====== Dataset extract ======
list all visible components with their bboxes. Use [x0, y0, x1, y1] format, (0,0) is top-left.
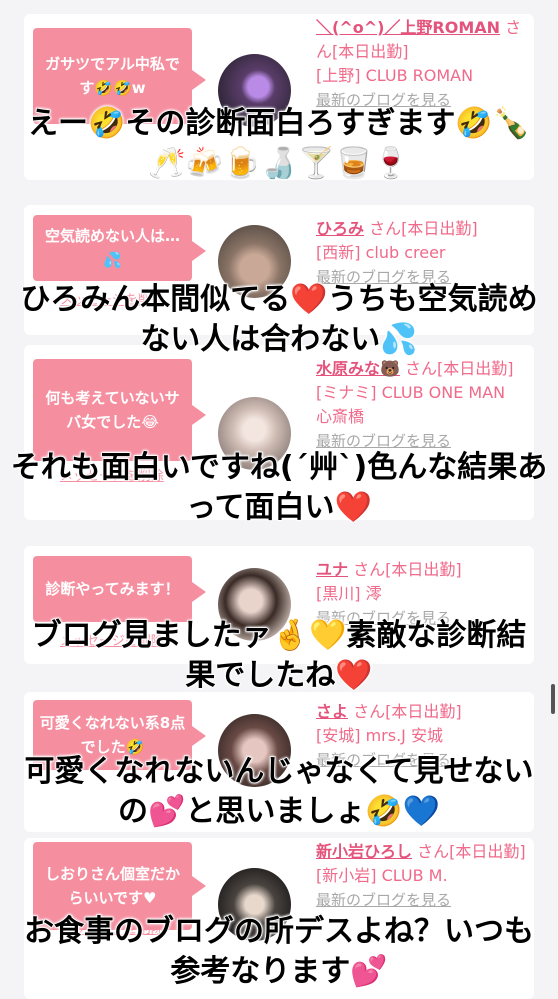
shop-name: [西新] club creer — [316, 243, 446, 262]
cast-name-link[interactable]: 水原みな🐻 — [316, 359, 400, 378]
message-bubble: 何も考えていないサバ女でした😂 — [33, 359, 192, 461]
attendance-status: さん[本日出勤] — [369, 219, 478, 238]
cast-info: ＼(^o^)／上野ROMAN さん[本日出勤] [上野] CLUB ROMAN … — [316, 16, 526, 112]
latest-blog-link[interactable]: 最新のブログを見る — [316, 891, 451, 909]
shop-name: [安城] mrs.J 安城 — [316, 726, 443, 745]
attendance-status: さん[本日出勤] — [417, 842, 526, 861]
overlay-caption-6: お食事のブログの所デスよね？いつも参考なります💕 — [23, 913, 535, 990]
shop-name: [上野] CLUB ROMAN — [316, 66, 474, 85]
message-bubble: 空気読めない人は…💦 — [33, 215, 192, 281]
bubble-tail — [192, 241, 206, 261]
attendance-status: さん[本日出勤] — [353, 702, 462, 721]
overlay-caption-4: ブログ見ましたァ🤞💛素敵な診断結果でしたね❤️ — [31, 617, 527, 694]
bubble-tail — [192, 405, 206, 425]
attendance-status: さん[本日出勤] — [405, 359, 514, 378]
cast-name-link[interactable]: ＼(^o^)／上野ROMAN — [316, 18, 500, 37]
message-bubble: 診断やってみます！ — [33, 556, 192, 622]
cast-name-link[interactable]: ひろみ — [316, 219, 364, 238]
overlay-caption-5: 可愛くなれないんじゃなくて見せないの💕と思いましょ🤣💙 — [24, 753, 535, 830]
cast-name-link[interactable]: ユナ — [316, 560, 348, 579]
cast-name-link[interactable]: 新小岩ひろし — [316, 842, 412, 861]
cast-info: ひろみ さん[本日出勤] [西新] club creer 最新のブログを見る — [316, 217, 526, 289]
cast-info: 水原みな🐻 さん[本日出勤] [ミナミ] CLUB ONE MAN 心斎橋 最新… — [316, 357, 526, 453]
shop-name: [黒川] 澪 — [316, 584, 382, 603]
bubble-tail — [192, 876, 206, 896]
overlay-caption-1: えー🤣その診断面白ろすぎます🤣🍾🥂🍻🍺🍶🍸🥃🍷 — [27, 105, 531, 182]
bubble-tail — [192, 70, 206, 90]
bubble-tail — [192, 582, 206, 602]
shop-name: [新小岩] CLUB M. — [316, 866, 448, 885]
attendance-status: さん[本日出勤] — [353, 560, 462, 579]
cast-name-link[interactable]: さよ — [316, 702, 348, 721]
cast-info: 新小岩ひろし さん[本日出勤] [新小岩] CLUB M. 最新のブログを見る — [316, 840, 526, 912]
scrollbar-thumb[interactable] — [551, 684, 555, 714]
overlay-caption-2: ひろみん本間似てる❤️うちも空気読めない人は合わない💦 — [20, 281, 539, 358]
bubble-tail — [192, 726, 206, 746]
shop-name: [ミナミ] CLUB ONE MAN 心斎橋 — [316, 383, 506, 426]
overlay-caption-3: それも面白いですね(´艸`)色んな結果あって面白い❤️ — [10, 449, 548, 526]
======
====== Dataset extract ======
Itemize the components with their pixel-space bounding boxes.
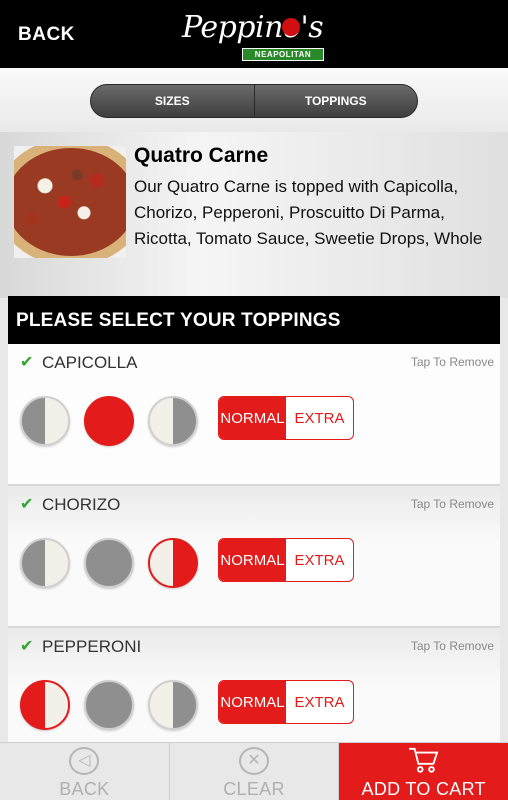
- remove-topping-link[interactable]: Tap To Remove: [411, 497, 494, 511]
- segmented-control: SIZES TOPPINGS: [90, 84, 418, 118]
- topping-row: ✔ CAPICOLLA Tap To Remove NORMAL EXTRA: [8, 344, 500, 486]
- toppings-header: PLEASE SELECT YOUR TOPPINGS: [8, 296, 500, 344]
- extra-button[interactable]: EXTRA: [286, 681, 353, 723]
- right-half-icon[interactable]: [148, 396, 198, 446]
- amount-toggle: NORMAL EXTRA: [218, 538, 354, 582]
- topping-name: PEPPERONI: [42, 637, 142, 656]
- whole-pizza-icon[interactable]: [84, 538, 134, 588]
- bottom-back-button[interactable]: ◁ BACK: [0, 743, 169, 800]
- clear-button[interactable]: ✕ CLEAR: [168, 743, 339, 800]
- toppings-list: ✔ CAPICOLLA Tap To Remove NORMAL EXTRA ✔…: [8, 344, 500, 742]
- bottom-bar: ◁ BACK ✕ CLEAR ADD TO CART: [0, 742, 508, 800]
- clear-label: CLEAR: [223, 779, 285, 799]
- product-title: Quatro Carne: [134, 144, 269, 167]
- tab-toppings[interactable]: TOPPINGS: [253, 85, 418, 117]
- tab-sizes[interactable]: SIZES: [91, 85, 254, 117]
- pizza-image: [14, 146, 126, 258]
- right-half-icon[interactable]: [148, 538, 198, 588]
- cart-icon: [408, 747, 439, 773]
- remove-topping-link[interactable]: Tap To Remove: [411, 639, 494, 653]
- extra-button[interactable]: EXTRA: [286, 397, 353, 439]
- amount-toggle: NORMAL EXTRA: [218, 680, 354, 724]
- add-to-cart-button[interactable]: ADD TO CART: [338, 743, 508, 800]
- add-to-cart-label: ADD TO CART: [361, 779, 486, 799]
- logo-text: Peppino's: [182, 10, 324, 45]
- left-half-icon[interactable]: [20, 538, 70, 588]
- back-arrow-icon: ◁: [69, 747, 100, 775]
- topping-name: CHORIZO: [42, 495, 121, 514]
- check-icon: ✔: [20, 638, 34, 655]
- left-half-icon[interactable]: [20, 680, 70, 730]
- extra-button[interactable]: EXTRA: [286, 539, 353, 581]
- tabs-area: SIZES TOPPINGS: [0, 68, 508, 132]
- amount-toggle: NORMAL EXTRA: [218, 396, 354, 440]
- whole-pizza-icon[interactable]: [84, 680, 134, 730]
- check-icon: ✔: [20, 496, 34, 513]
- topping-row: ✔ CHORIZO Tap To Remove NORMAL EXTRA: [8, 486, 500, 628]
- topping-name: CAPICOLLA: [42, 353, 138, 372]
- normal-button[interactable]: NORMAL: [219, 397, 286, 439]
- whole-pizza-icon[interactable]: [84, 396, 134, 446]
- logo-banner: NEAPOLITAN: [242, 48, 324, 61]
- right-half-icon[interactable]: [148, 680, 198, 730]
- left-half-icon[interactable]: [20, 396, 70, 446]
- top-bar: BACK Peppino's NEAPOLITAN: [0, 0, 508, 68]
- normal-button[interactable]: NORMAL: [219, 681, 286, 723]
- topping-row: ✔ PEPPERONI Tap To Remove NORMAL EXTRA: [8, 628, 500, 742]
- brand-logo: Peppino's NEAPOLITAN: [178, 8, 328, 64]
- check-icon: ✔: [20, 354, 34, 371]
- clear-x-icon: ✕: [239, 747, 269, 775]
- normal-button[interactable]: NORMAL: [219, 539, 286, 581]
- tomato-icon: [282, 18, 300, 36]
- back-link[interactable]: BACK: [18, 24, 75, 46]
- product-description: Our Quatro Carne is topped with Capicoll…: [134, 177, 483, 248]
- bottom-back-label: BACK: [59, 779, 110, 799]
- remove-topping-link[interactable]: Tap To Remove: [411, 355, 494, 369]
======
_Directions for this task_
Turn the item lines into a numbered list, starting with the line that contains "497, 494, 511]" and going on through the line that contains "- whole-pizza-icon[interactable]: [84, 538, 134, 588]". Leave out any blank lines.

_Output_
1. - remove-topping-link[interactable]: Tap To Remove: [411, 497, 494, 511]
2. - segmented-control: SIZES TOPPINGS: [90, 84, 418, 118]
3. - topping-row: ✔ CAPICOLLA Tap To Remove NORMAL EXTRA: [8, 344, 500, 486]
4. - toppings-header: PLEASE SELECT YOUR TOPPINGS: [8, 296, 500, 344]
5. - extra-button[interactable]: EXTRA: [286, 681, 353, 723]
6. - right-half-icon[interactable]: [148, 396, 198, 446]
7. - amount-toggle: NORMAL EXTRA: [218, 538, 354, 582]
8. - topping-name: PEPPERONI: [42, 637, 142, 656]
9. - whole-pizza-icon[interactable]: [84, 538, 134, 588]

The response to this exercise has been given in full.